[Recorded data]

____

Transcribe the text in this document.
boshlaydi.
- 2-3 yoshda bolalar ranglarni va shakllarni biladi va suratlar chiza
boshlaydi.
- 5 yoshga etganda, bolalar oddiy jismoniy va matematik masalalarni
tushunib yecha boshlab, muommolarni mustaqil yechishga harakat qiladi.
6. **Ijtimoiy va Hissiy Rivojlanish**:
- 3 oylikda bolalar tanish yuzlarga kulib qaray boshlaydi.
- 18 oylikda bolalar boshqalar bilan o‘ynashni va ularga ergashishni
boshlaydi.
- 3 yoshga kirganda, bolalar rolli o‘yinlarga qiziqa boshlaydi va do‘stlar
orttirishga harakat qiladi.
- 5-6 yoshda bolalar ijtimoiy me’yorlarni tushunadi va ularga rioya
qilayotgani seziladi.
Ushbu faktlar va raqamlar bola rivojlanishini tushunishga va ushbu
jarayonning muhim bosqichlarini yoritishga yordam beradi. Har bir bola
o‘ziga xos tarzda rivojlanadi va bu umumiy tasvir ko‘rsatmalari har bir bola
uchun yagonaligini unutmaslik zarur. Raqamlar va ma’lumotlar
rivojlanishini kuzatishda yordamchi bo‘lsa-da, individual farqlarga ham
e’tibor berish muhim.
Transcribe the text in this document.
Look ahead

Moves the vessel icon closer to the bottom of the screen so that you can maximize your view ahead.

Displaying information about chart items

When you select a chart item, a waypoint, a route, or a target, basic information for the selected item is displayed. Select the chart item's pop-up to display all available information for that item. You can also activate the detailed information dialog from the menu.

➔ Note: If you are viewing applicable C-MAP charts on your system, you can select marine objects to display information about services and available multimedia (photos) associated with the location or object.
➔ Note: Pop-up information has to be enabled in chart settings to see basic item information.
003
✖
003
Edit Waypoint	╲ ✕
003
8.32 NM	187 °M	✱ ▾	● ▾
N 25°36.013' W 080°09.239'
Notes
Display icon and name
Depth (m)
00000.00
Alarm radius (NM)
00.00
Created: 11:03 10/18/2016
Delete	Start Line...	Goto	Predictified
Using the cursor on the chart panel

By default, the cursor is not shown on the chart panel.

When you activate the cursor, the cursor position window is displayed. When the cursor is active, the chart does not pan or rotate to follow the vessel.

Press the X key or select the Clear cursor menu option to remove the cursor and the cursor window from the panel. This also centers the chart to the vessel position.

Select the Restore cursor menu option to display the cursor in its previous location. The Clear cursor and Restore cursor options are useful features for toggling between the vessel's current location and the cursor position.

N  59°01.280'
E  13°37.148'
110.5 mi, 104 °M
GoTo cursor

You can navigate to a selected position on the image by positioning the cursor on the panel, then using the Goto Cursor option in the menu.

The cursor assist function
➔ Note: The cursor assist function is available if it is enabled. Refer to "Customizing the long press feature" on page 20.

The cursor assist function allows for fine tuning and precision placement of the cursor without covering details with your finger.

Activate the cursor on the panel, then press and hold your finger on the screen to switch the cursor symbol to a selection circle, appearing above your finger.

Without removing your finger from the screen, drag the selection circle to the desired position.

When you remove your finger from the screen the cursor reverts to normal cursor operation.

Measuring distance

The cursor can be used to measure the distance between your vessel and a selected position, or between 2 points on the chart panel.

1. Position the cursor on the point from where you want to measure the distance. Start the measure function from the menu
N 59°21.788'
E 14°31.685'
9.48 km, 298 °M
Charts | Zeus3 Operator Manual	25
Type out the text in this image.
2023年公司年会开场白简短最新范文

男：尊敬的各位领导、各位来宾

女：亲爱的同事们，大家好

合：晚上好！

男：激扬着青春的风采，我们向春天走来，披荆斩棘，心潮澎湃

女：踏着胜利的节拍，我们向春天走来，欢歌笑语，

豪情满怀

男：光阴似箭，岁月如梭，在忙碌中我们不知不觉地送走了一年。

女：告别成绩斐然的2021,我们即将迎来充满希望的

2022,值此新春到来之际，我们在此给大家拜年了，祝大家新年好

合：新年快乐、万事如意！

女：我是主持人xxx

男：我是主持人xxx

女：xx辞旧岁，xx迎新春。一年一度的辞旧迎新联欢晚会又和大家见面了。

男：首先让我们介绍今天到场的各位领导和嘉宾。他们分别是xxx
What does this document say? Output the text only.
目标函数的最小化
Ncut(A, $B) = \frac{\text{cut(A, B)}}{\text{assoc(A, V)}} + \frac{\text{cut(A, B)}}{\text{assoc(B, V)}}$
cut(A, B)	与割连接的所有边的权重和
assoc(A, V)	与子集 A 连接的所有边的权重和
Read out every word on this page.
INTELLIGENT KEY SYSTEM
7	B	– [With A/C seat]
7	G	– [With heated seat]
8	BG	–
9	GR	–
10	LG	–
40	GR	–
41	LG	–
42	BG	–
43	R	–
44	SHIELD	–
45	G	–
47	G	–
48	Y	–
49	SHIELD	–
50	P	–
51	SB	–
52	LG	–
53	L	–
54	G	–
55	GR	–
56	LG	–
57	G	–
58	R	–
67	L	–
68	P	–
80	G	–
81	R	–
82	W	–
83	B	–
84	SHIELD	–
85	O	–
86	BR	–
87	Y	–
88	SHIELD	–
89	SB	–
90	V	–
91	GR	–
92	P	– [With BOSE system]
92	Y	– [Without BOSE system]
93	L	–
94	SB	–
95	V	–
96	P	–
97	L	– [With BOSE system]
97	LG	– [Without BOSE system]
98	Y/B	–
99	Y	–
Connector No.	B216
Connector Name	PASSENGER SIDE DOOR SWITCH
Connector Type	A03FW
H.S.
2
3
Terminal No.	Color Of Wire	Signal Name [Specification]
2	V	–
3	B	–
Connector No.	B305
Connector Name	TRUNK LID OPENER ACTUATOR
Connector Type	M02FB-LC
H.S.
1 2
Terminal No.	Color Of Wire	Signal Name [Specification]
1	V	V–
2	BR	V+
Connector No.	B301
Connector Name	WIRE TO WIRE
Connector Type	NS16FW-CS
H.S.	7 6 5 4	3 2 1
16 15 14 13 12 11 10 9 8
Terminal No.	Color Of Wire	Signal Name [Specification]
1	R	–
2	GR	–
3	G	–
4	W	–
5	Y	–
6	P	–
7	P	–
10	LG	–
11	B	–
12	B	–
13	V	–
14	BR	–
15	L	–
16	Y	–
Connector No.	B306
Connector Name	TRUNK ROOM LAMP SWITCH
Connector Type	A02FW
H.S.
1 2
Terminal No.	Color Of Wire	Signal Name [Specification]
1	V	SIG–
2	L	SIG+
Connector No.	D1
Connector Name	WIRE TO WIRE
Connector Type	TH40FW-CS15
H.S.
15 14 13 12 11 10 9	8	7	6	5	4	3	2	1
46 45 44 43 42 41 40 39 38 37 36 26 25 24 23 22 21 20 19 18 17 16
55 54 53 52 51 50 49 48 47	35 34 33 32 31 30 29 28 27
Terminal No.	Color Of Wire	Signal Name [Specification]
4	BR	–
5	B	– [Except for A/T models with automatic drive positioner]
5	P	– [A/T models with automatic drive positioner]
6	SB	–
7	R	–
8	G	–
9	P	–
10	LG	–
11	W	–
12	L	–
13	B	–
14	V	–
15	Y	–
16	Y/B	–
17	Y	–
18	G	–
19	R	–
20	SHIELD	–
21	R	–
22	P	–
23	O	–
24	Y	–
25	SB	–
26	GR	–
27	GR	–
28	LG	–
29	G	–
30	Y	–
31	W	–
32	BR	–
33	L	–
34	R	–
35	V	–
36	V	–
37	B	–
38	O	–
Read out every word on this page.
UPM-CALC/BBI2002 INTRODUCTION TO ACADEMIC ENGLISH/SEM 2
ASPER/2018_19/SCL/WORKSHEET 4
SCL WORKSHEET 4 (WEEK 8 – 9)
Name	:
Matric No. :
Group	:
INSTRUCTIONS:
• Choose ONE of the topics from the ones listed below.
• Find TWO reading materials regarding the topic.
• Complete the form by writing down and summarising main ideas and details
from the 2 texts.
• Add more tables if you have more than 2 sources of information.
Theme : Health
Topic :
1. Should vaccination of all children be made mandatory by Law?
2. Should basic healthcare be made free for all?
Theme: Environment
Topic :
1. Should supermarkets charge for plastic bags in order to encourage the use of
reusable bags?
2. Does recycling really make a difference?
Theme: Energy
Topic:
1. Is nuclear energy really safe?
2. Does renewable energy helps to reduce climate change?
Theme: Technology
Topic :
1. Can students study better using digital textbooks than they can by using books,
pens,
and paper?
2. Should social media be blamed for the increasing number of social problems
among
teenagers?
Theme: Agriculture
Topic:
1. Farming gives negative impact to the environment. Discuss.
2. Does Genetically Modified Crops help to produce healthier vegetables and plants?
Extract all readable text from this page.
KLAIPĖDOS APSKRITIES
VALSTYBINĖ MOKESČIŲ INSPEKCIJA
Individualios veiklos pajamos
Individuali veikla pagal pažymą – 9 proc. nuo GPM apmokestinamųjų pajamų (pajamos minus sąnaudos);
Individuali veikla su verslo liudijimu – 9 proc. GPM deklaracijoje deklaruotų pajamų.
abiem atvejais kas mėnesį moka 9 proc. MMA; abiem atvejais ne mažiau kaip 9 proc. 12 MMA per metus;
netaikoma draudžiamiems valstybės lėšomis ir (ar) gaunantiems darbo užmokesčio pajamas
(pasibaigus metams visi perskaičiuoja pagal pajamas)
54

____

• AIM OF THE EXERCISE
Find all lines with "function" in them and copy each one.

• EXPECTED ANSWER
The cursor assist function
➔ Note: The cursor assist function is available if it is enabled. Refer to "Customizing the long press feature" on page 20.
The cursor assist function allows for fine tuning and precision placement of the cursor without covering details with your finger.
1. Position the cursor on the point from where you want to measure the distance. Start the measure function from the menu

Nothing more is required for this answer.